┌────────

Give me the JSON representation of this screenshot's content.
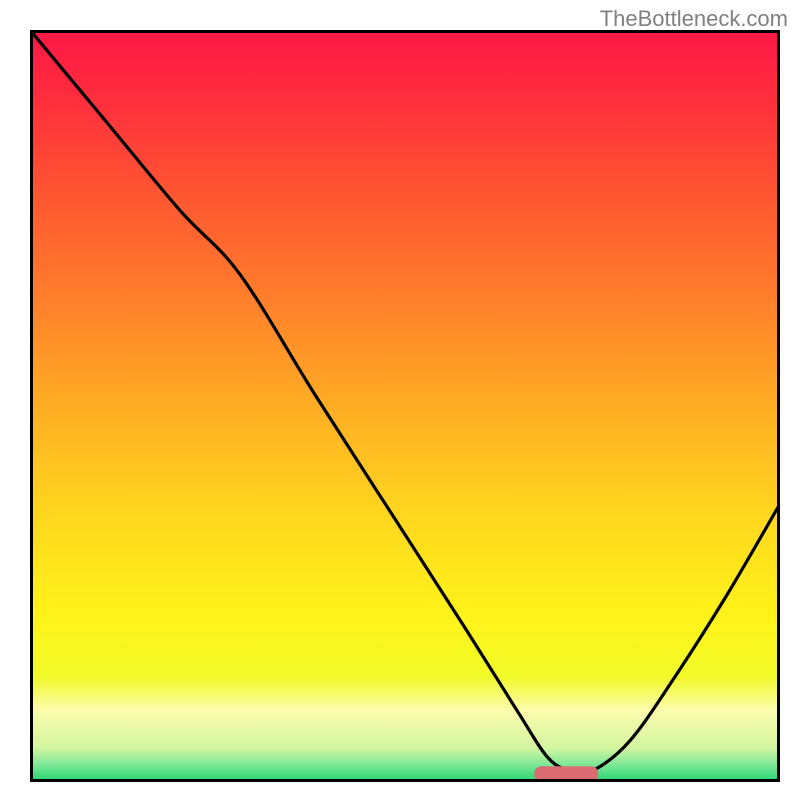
{
  "watermark": "TheBottleneck.com",
  "chart_data": {
    "type": "line",
    "title": "",
    "xlabel": "",
    "ylabel": "",
    "xlim": [
      0,
      100
    ],
    "ylim": [
      0,
      100
    ],
    "series": [
      {
        "name": "bottleneck-curve",
        "x": [
          0,
          10,
          20,
          28,
          38,
          48,
          58,
          65,
          69,
          72,
          75,
          80,
          86,
          93,
          100
        ],
        "y": [
          100,
          88,
          76,
          67.5,
          51.5,
          36,
          20.5,
          9.4,
          3.3,
          1.5,
          1.5,
          5.5,
          14,
          25,
          37
        ]
      }
    ],
    "gradient_bands": [
      {
        "stop": 0.0,
        "color": "#ff1846"
      },
      {
        "stop": 0.08,
        "color": "#ff2a3e"
      },
      {
        "stop": 0.2,
        "color": "#ff5033"
      },
      {
        "stop": 0.35,
        "color": "#ff7c2b"
      },
      {
        "stop": 0.5,
        "color": "#ffad24"
      },
      {
        "stop": 0.65,
        "color": "#ffd81e"
      },
      {
        "stop": 0.78,
        "color": "#fff31a"
      },
      {
        "stop": 0.86,
        "color": "#f1fa28"
      },
      {
        "stop": 0.905,
        "color": "#fcfcae"
      },
      {
        "stop": 0.955,
        "color": "#d2f59f"
      },
      {
        "stop": 0.975,
        "color": "#85e999"
      },
      {
        "stop": 1.0,
        "color": "#22d672"
      }
    ],
    "marker": {
      "x": 71.5,
      "y": 1,
      "width": 8.5,
      "height": 2.2,
      "color": "#db6c74"
    },
    "axes": {
      "frame": true,
      "frame_color": "#000000",
      "frame_width": 3
    }
  }
}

└────────

YOUR INSTRUCTIONS -
Reproduce each record above by retyping it exactly; omit all images.

EXERCISE RESULT -
Give me the JSON representation of this screenshot's content.
{
  "watermark": "TheBottleneck.com",
  "chart_data": {
    "type": "line",
    "title": "",
    "xlabel": "",
    "ylabel": "",
    "xlim": [
      0,
      100
    ],
    "ylim": [
      0,
      100
    ],
    "series": [
      {
        "name": "bottleneck-curve",
        "x": [
          0,
          10,
          20,
          28,
          38,
          48,
          58,
          65,
          69,
          72,
          75,
          80,
          86,
          93,
          100
        ],
        "y": [
          100,
          88,
          76,
          67.5,
          51.5,
          36,
          20.5,
          9.4,
          3.3,
          1.5,
          1.5,
          5.5,
          14,
          25,
          37
        ]
      }
    ],
    "gradient_bands": [
      {
        "stop": 0.0,
        "color": "#ff1846"
      },
      {
        "stop": 0.08,
        "color": "#ff2a3e"
      },
      {
        "stop": 0.2,
        "color": "#ff5033"
      },
      {
        "stop": 0.35,
        "color": "#ff7c2b"
      },
      {
        "stop": 0.5,
        "color": "#ffad24"
      },
      {
        "stop": 0.65,
        "color": "#ffd81e"
      },
      {
        "stop": 0.78,
        "color": "#fff31a"
      },
      {
        "stop": 0.86,
        "color": "#f1fa28"
      },
      {
        "stop": 0.905,
        "color": "#fcfcae"
      },
      {
        "stop": 0.955,
        "color": "#d2f59f"
      },
      {
        "stop": 0.975,
        "color": "#85e999"
      },
      {
        "stop": 1.0,
        "color": "#22d672"
      }
    ],
    "marker": {
      "x": 71.5,
      "y": 1,
      "width": 8.5,
      "height": 2.2,
      "color": "#db6c74"
    },
    "axes": {
      "frame": true,
      "frame_color": "#000000",
      "frame_width": 3
    }
  }
}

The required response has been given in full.